§ What you are asked to do
Send back the entries below exactly as they appear.

==*==

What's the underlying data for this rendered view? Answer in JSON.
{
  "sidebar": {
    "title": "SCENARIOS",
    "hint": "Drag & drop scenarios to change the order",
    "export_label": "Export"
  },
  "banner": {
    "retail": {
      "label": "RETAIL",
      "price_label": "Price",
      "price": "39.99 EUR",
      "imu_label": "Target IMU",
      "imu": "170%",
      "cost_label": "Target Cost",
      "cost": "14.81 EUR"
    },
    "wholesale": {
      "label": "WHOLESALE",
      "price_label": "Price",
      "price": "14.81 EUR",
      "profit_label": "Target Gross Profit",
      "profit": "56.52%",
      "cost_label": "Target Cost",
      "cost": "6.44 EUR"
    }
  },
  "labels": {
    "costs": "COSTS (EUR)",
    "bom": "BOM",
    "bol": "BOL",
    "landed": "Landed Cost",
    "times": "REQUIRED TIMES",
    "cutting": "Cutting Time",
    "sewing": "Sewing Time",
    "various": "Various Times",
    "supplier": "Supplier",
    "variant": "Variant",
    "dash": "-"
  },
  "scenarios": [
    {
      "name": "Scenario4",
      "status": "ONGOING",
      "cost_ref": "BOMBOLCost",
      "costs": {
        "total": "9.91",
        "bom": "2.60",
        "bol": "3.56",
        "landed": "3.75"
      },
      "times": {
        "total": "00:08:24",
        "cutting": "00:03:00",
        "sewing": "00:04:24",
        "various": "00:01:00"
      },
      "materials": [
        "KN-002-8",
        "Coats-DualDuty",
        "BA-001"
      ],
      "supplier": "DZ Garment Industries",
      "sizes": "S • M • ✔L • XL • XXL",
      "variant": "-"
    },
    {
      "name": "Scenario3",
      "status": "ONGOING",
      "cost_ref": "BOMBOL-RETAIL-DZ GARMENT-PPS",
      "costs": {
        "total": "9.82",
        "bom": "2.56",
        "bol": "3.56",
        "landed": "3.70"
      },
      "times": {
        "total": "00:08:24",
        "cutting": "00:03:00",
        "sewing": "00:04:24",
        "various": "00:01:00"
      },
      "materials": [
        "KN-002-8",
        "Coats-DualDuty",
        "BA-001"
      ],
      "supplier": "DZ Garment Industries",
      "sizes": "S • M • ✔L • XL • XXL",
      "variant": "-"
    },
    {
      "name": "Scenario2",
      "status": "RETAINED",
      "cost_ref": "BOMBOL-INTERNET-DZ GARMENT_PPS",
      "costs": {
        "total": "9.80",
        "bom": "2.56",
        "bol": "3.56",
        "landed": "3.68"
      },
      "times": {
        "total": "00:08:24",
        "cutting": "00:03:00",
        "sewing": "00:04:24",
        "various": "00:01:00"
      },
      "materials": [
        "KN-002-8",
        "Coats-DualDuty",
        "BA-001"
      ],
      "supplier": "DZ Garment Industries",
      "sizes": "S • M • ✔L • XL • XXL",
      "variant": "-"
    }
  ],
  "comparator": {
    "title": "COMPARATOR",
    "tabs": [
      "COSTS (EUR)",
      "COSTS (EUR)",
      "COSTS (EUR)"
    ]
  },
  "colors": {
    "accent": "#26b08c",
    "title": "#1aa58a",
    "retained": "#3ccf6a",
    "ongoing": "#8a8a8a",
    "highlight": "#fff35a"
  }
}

==*==

§ Correct answer
What's the underlying data for this rendered view? Answer in JSON.
{
  "sidebar": {
    "title": "SCENARIOS",
    "hint": "Drag & drop scenarios to change the order",
    "export_label": "Export"
  },
  "banner": {
    "retail": {
      "label": "RETAIL",
      "price_label": "Price",
      "price": "39.99 EUR",
      "imu_label": "Target IMU",
      "imu": "170%",
      "cost_label": "Target Cost",
      "cost": "14.81 EUR"
    },
    "wholesale": {
      "label": "WHOLESALE",
      "price_label": "Price",
      "price": "14.81 EUR",
      "profit_label": "Target Gross Profit",
      "profit": "56.52%",
      "cost_label": "Target Cost",
      "cost": "6.44 EUR"
    }
  },
  "labels": {
    "costs": "COSTS (EUR)",
    "bom": "BOM",
    "bol": "BOL",
    "landed": "Landed Cost",
    "times": "REQUIRED TIMES",
    "cutting": "Cutting Time",
    "sewing": "Sewing Time",
    "various": "Various Times",
    "supplier": "Supplier",
    "variant": "Variant",
    "dash": "-"
  },
  "scenarios": [
    {
      "name": "Scenario4",
      "status": "ONGOING",
      "cost_ref": "BOMBOLCost",
      "costs": {
        "total": "9.91",
        "bom": "2.60",
        "bol": "3.56",
        "landed": "3.75"
      },
      "times": {
        "total": "00:08:24",
        "cutting": "00:03:00",
        "sewing": "00:04:24",
        "various": "00:01:00"
      },
      "materials": [
        "KN-002-8",
        "Coats-DualDuty",
        "BA-001"
      ],
      "supplier": "DZ Garment Industries",
      "sizes": "S • M • ✔L • XL • XXL",
      "variant": "-"
    },
    {
      "name": "Scenario3",
      "status": "ONGOING",
      "cost_ref": "BOMBOL-RETAIL-DZ GARMENT-PPS",
      "costs": {
        "total": "9.82",
        "bom": "2.56",
        "bol": "3.56",
        "landed": "3.70"
      },
      "times": {
        "total": "00:08:24",
        "cutting": "00:03:00",
        "sewing": "00:04:24",
        "various": "00:01:00"
      },
      "materials": [
        "KN-002-8",
        "Coats-DualDuty",
        "BA-001"
      ],
      "supplier": "DZ Garment Industries",
      "sizes": "S • M • ✔L • XL • XXL",
      "variant": "-"
    },
    {
      "name": "Scenario2",
      "status": "RETAINED",
      "cost_ref": "BOMBOL-INTERNET-DZ GARMENT_PPS",
      "costs": {
        "total": "9.80",
        "bom": "2.56",
        "bol": "3.56",
        "landed": "3.68"
      },
      "times": {
        "total": "00:08:24",
        "cutting": "00:03:00",
        "sewing": "00:04:24",
        "various": "00:01:00"
      },
      "materials": [
        "KN-002-8",
        "Coats-DualDuty",
        "BA-001"
      ],
      "supplier": "DZ Garment Industries",
      "sizes": "S • M • ✔L • XL • XXL",
      "variant": "-"
    }
  ],
  "comparator": {
    "title": "COMPARATOR",
    "tabs": [
      "COSTS (EUR)",
      "COSTS (EUR)",
      "COSTS (EUR)"
    ]
  },
  "colors": {
    "accent": "#26b08c",
    "title": "#1aa58a",
    "retained": "#3ccf6a",
    "ongoing": "#8a8a8a",
    "highlight": "#fff35a"
  }
}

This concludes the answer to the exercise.